■ Exercise description
Look for the string "name" and copy every line that has it.

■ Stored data
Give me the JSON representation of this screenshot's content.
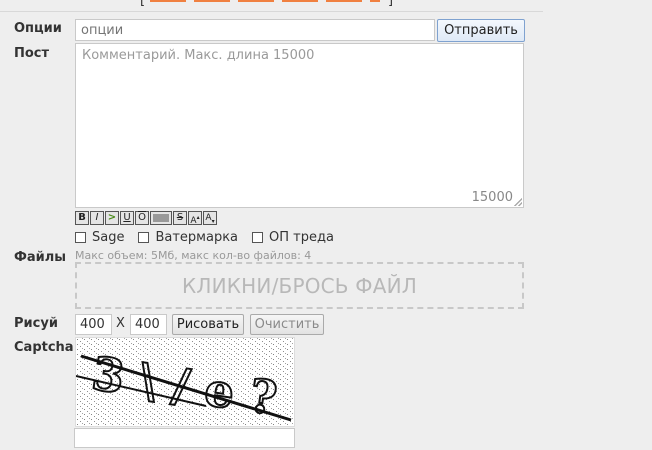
{
  "form": {
    "options": {
      "label": "Опции",
      "placeholder": "опции",
      "submit_label": "Отправить"
    },
    "post": {
      "label": "Пост",
      "placeholder": "Комментарий. Макс. длина 15000",
      "counter": "15000"
    },
    "toolbar": [
      {
        "name": "bold-button",
        "glyph": "B"
      },
      {
        "name": "italic-button",
        "glyph": "I"
      },
      {
        "name": "quote-button",
        "glyph": ">"
      },
      {
        "name": "underline-button",
        "glyph": "U"
      },
      {
        "name": "overline-button",
        "glyph": "O"
      },
      {
        "name": "spoiler-button",
        "glyph": ""
      },
      {
        "name": "strike-button",
        "glyph": "S"
      },
      {
        "name": "superscript-button",
        "glyph": "A"
      },
      {
        "name": "subscript-button",
        "glyph": "A"
      }
    ],
    "checkboxes": [
      {
        "label": "Sage",
        "checked": false
      },
      {
        "label": "Ватермарка",
        "checked": false
      },
      {
        "label": "ОП треда",
        "checked": false
      }
    ],
    "files": {
      "label": "Файлы",
      "info": "Макс объем: 5Мб, макс кол-во файлов: 4",
      "dropzone_text": "КЛИКНИ/БРОСЬ ФАЙЛ"
    },
    "draw": {
      "label": "Рисуй",
      "width": "400",
      "times": "X",
      "height": "400",
      "draw_label": "Рисовать",
      "clear_label": "Очистить"
    },
    "captcha": {
      "label": "Captcha",
      "answer_value": ""
    }
  },
  "colors": {
    "accent_border": "#7fa2d0",
    "background": "#eeeeee",
    "top_accent": "#f08040"
  }
}
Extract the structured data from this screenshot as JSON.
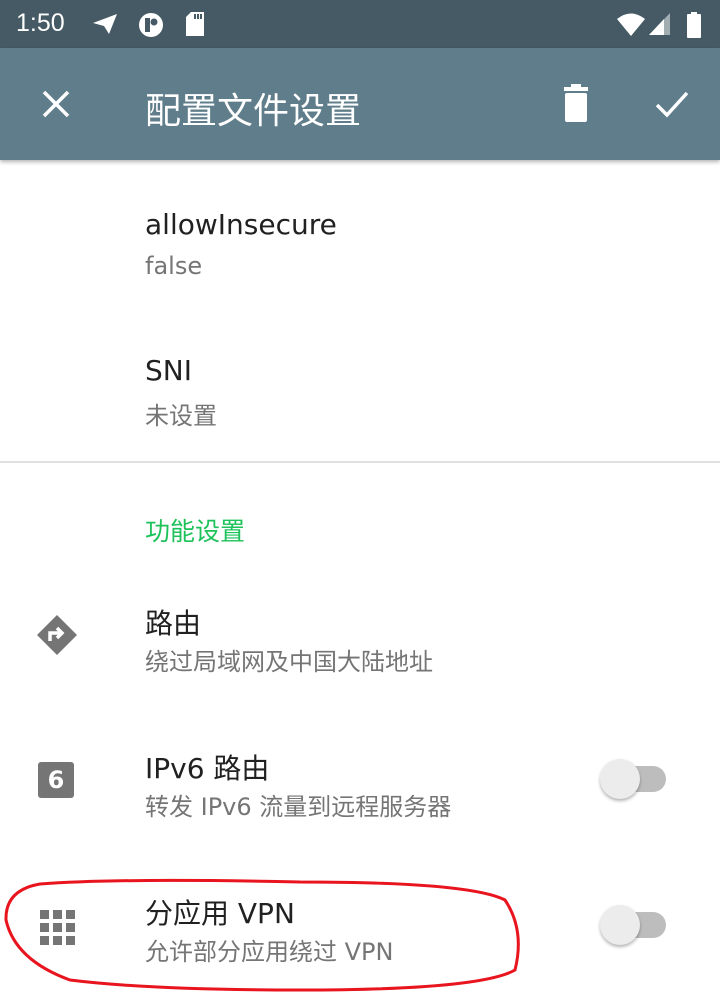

■ Task solution
        "name": "bold-button",
        "name": "italic-button",
        "name": "quote-button",
        "name": "underline-button",
        "name": "overline-button",
        "name": "spoiler-button",
        "name": "strike-button",
        "name": "superscript-button",
        "name": "subscript-button",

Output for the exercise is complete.